=== Text ===
▽
Scientific classification
- Kingdom: Animalia
- Phylum: Chordata
- Class: Actinopterygii
- Order: Cypriniformes
- Family: Cyprinidae
- Subfamily: Smiliogastrinae
- Genus: Plesiopuntius Sudasinghe, Rüber & Meegaskumbura, 2023
- Species: P. bimaculatus
- Binomial name: Plesiopuntius bimaculatus (Bleeker, 1863)
- Synonyms: Gnathopogon bimaculatus Bleeker, 1863; Puntius bimaculatus (Bleeker 1863); Puntius puckelli Day, 1868; Barbus puckelli (Day, 1868);

= Redside barb =

- Authority: (Bleeker, 1863)
- Conservation status: LC
- Synonyms: Gnathopogon bimaculatus Bleeker, 1863, Puntius bimaculatus (Bleeker 1863), Puntius puckelli Day, 1868, Barbus puckelli (Day, 1868)
- Parent authority: Sudasinghe, Rüber & Meegaskumbura, 2023

Species of fish

The redside barb or two-spot barb (Plesiopuntius bimaculatus) is a species of ray-finned fish in the genus Puntius. It is found in India and Sri Lanka. It was identified and classified by Pieter Bleeker in 1863.

== Description ==
The redside barb is a small fish with a slender, compressed, torpedo-shaped body. The adult size for both the sexes is maximum 7 cm. This species exhibits sexual dimorphism, which allows for easy identification of the sexes. It has two black spots: one at the base of the dorsal fin and one at the junction of body and caudal fin. There is a colored band from its eyes to the spot at the caudal fin. In mature males, the band has a distinct dark red coloration in the middle with a bronze-greenish-colored stripe above the red band. The eyes have a red-colored outer semi-circle. In females, the red is less pronounced and the bronze-colored band will be difficult to distinguish from its body scale color. The females has a slightly plumper body.
△
=== Source information ===
▽
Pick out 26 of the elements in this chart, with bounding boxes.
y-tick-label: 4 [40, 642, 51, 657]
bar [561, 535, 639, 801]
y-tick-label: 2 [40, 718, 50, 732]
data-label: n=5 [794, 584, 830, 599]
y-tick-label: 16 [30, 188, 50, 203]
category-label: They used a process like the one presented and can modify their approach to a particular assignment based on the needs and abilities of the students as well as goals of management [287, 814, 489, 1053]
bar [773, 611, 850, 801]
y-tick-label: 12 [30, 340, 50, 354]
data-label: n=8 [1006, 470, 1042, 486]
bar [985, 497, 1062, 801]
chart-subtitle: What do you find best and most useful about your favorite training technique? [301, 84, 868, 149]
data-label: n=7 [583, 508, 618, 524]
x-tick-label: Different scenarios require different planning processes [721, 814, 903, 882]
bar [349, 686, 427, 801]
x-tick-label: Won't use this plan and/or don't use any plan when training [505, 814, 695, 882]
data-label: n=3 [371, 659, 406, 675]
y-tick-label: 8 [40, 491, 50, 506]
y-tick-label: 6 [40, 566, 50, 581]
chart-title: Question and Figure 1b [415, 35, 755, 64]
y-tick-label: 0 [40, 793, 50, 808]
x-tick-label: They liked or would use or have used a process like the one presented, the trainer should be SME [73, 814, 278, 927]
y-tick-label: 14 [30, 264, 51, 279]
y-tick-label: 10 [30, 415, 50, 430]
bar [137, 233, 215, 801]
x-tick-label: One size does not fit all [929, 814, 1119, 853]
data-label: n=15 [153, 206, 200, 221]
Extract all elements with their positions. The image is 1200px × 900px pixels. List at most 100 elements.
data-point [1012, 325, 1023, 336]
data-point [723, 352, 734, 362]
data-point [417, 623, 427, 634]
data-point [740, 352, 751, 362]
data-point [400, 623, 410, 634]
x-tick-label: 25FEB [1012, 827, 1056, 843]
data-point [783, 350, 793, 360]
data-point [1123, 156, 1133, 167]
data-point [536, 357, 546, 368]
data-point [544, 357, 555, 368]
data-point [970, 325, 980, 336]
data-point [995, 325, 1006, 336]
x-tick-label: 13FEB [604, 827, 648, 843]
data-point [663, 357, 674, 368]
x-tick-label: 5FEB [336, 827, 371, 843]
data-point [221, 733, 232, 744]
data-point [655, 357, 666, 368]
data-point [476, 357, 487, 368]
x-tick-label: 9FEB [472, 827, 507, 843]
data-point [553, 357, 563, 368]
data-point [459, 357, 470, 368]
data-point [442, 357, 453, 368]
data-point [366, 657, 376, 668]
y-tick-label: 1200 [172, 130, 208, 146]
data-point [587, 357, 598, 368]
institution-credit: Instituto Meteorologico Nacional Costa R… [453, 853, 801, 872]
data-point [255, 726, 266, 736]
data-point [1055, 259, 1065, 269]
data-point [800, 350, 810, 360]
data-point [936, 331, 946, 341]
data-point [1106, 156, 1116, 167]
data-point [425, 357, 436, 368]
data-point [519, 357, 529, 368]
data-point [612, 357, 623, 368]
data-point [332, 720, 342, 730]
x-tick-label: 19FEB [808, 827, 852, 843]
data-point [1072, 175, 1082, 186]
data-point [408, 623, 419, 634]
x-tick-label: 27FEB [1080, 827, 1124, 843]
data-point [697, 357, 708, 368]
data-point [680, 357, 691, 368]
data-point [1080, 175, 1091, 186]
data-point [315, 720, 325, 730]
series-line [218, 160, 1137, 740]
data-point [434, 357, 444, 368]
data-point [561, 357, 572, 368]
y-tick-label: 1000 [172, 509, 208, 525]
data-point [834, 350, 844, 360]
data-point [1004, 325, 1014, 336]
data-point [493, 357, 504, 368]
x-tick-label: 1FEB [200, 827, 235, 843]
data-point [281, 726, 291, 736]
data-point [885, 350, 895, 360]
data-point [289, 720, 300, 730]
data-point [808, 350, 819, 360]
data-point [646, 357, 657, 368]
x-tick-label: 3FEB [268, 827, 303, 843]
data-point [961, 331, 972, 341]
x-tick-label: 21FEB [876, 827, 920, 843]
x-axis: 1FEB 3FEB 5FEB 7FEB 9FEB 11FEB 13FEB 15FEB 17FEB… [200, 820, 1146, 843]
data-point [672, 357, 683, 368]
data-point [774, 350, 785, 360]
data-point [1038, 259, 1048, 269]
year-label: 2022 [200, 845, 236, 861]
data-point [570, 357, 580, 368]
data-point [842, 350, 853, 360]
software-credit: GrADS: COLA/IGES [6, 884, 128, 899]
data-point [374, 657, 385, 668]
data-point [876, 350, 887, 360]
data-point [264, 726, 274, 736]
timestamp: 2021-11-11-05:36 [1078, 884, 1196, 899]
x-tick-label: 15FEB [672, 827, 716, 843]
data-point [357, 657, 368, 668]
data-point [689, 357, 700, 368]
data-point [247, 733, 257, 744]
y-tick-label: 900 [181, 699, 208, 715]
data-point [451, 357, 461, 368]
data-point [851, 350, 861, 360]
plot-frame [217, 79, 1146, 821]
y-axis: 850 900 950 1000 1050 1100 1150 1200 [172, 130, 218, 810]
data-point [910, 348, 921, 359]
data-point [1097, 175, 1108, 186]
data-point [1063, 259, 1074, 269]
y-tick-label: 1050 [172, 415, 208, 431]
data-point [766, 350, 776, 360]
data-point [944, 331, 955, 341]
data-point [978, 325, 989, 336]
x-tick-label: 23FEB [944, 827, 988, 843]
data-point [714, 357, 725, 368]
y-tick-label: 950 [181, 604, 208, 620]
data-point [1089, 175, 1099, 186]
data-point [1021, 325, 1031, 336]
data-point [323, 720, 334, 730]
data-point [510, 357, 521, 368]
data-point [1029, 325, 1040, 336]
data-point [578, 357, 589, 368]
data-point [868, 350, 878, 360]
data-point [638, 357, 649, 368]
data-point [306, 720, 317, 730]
△
Rewrite the stretch of the redside barb text from "The redside barb or" through "Bleeker in 1863.", putting "described" in place of "identified and classified".

The redside barb or two-spot barb (Plesiopuntius bimaculatus) is a species of ray-finned fish in the genus Puntius. It is found in India and Sri Lanka. It was described by Pieter Bleeker in 1863.